What the task asks
Copy out the data exactly, leaving the pictures behind.

<<<<

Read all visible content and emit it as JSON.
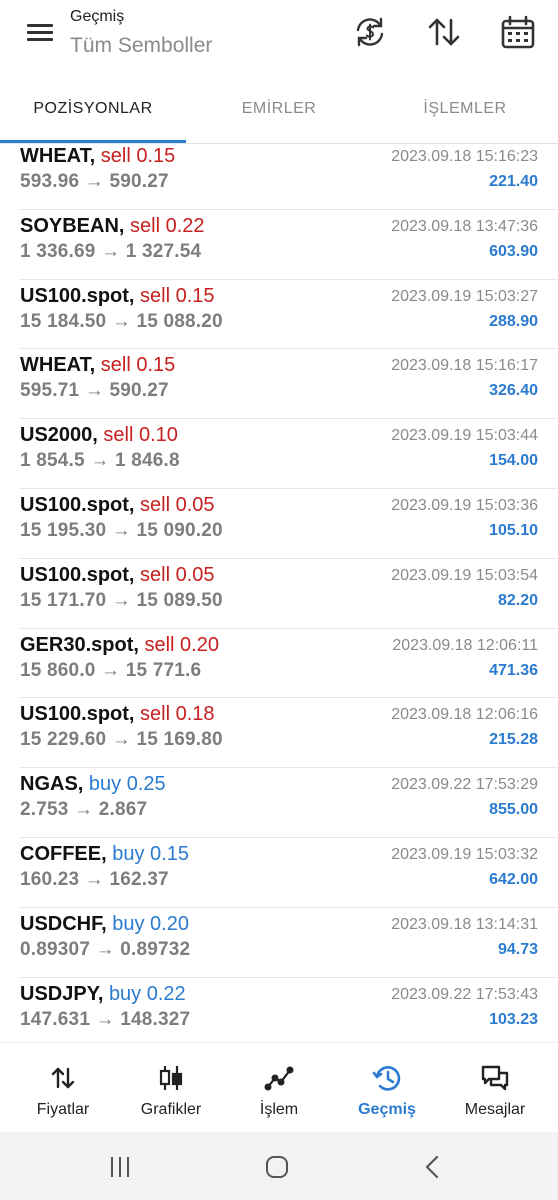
{
  "header": {
    "title_small": "Geçmiş",
    "title_big": "Tüm Semboller",
    "icons": [
      "menu-icon",
      "currency-exchange-icon",
      "sort-icon",
      "calendar-icon"
    ]
  },
  "tabs": [
    {
      "label": "POZİSYONLAR",
      "active": true
    },
    {
      "label": "EMİRLER",
      "active": false
    },
    {
      "label": "İŞLEMLER",
      "active": false
    }
  ],
  "colors": {
    "accent": "#2b7bd0",
    "sell": "#c62020",
    "buy": "#2b7bd0",
    "muted": "#8a8a8a"
  },
  "positions": [
    {
      "symbol": "WHEAT,",
      "side": "sell 0.15",
      "type": "sell",
      "prices": "593.96 → 590.27",
      "time": "2023.09.18 15:16:23",
      "profit": "221.40"
    },
    {
      "symbol": "SOYBEAN,",
      "side": "sell 0.22",
      "type": "sell",
      "prices": "1 336.69 → 1 327.54",
      "time": "2023.09.18 13:47:36",
      "profit": "603.90"
    },
    {
      "symbol": "US100.spot,",
      "side": "sell 0.15",
      "type": "sell",
      "prices": "15 184.50 → 15 088.20",
      "time": "2023.09.19 15:03:27",
      "profit": "288.90"
    },
    {
      "symbol": "WHEAT,",
      "side": "sell 0.15",
      "type": "sell",
      "prices": "595.71 → 590.27",
      "time": "2023.09.18 15:16:17",
      "profit": "326.40"
    },
    {
      "symbol": "US2000,",
      "side": "sell 0.10",
      "type": "sell",
      "prices": "1 854.5 → 1 846.8",
      "time": "2023.09.19 15:03:44",
      "profit": "154.00"
    },
    {
      "symbol": "US100.spot,",
      "side": "sell 0.05",
      "type": "sell",
      "prices": "15 195.30 → 15 090.20",
      "time": "2023.09.19 15:03:36",
      "profit": "105.10"
    },
    {
      "symbol": "US100.spot,",
      "side": "sell 0.05",
      "type": "sell",
      "prices": "15 171.70 → 15 089.50",
      "time": "2023.09.19 15:03:54",
      "profit": "82.20"
    },
    {
      "symbol": "GER30.spot,",
      "side": "sell 0.20",
      "type": "sell",
      "prices": "15 860.0 → 15 771.6",
      "time": "2023.09.18 12:06:11",
      "profit": "471.36"
    },
    {
      "symbol": "US100.spot,",
      "side": "sell 0.18",
      "type": "sell",
      "prices": "15 229.60 → 15 169.80",
      "time": "2023.09.18 12:06:16",
      "profit": "215.28"
    },
    {
      "symbol": "NGAS,",
      "side": "buy 0.25",
      "type": "buy",
      "prices": "2.753 → 2.867",
      "time": "2023.09.22 17:53:29",
      "profit": "855.00"
    },
    {
      "symbol": "COFFEE,",
      "side": "buy 0.15",
      "type": "buy",
      "prices": "160.23 → 162.37",
      "time": "2023.09.19 15:03:32",
      "profit": "642.00"
    },
    {
      "symbol": "USDCHF,",
      "side": "buy 0.20",
      "type": "buy",
      "prices": "0.89307 → 0.89732",
      "time": "2023.09.18 13:14:31",
      "profit": "94.73"
    },
    {
      "symbol": "USDJPY,",
      "side": "buy 0.22",
      "type": "buy",
      "prices": "147.631 → 148.327",
      "time": "2023.09.22 17:53:43",
      "profit": "103.23"
    }
  ],
  "bottom_nav": [
    {
      "label": "Fiyatlar",
      "icon": "quotes-icon",
      "active": false
    },
    {
      "label": "Grafikler",
      "icon": "candlestick-chart-icon",
      "active": false
    },
    {
      "label": "İşlem",
      "icon": "trade-line-icon",
      "active": false
    },
    {
      "label": "Geçmiş",
      "icon": "history-icon",
      "active": true
    },
    {
      "label": "Mesajlar",
      "icon": "messages-icon",
      "active": false
    }
  ],
  "system_bar": [
    "recent-apps-icon",
    "home-icon",
    "back-icon"
  ]
}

>>>>

Output for this task
Read all visible content and emit it as JSON.
{
  "header": {
    "title_small": "Geçmiş",
    "title_big": "Tüm Semboller",
    "icons": [
      "menu-icon",
      "currency-exchange-icon",
      "sort-icon",
      "calendar-icon"
    ]
  },
  "tabs": [
    {
      "label": "POZİSYONLAR",
      "active": true
    },
    {
      "label": "EMİRLER",
      "active": false
    },
    {
      "label": "İŞLEMLER",
      "active": false
    }
  ],
  "colors": {
    "accent": "#2b7bd0",
    "sell": "#c62020",
    "buy": "#2b7bd0",
    "muted": "#8a8a8a"
  },
  "positions": [
    {
      "symbol": "WHEAT,",
      "side": "sell 0.15",
      "type": "sell",
      "prices": "593.96 → 590.27",
      "time": "2023.09.18 15:16:23",
      "profit": "221.40"
    },
    {
      "symbol": "SOYBEAN,",
      "side": "sell 0.22",
      "type": "sell",
      "prices": "1 336.69 → 1 327.54",
      "time": "2023.09.18 13:47:36",
      "profit": "603.90"
    },
    {
      "symbol": "US100.spot,",
      "side": "sell 0.15",
      "type": "sell",
      "prices": "15 184.50 → 15 088.20",
      "time": "2023.09.19 15:03:27",
      "profit": "288.90"
    },
    {
      "symbol": "WHEAT,",
      "side": "sell 0.15",
      "type": "sell",
      "prices": "595.71 → 590.27",
      "time": "2023.09.18 15:16:17",
      "profit": "326.40"
    },
    {
      "symbol": "US2000,",
      "side": "sell 0.10",
      "type": "sell",
      "prices": "1 854.5 → 1 846.8",
      "time": "2023.09.19 15:03:44",
      "profit": "154.00"
    },
    {
      "symbol": "US100.spot,",
      "side": "sell 0.05",
      "type": "sell",
      "prices": "15 195.30 → 15 090.20",
      "time": "2023.09.19 15:03:36",
      "profit": "105.10"
    },
    {
      "symbol": "US100.spot,",
      "side": "sell 0.05",
      "type": "sell",
      "prices": "15 171.70 → 15 089.50",
      "time": "2023.09.19 15:03:54",
      "profit": "82.20"
    },
    {
      "symbol": "GER30.spot,",
      "side": "sell 0.20",
      "type": "sell",
      "prices": "15 860.0 → 15 771.6",
      "time": "2023.09.18 12:06:11",
      "profit": "471.36"
    },
    {
      "symbol": "US100.spot,",
      "side": "sell 0.18",
      "type": "sell",
      "prices": "15 229.60 → 15 169.80",
      "time": "2023.09.18 12:06:16",
      "profit": "215.28"
    },
    {
      "symbol": "NGAS,",
      "side": "buy 0.25",
      "type": "buy",
      "prices": "2.753 → 2.867",
      "time": "2023.09.22 17:53:29",
      "profit": "855.00"
    },
    {
      "symbol": "COFFEE,",
      "side": "buy 0.15",
      "type": "buy",
      "prices": "160.23 → 162.37",
      "time": "2023.09.19 15:03:32",
      "profit": "642.00"
    },
    {
      "symbol": "USDCHF,",
      "side": "buy 0.20",
      "type": "buy",
      "prices": "0.89307 → 0.89732",
      "time": "2023.09.18 13:14:31",
      "profit": "94.73"
    },
    {
      "symbol": "USDJPY,",
      "side": "buy 0.22",
      "type": "buy",
      "prices": "147.631 → 148.327",
      "time": "2023.09.22 17:53:43",
      "profit": "103.23"
    }
  ],
  "bottom_nav": [
    {
      "label": "Fiyatlar",
      "icon": "quotes-icon",
      "active": false
    },
    {
      "label": "Grafikler",
      "icon": "candlestick-chart-icon",
      "active": false
    },
    {
      "label": "İşlem",
      "icon": "trade-line-icon",
      "active": false
    },
    {
      "label": "Geçmiş",
      "icon": "history-icon",
      "active": true
    },
    {
      "label": "Mesajlar",
      "icon": "messages-icon",
      "active": false
    }
  ],
  "system_bar": [
    "recent-apps-icon",
    "home-icon",
    "back-icon"
  ]
}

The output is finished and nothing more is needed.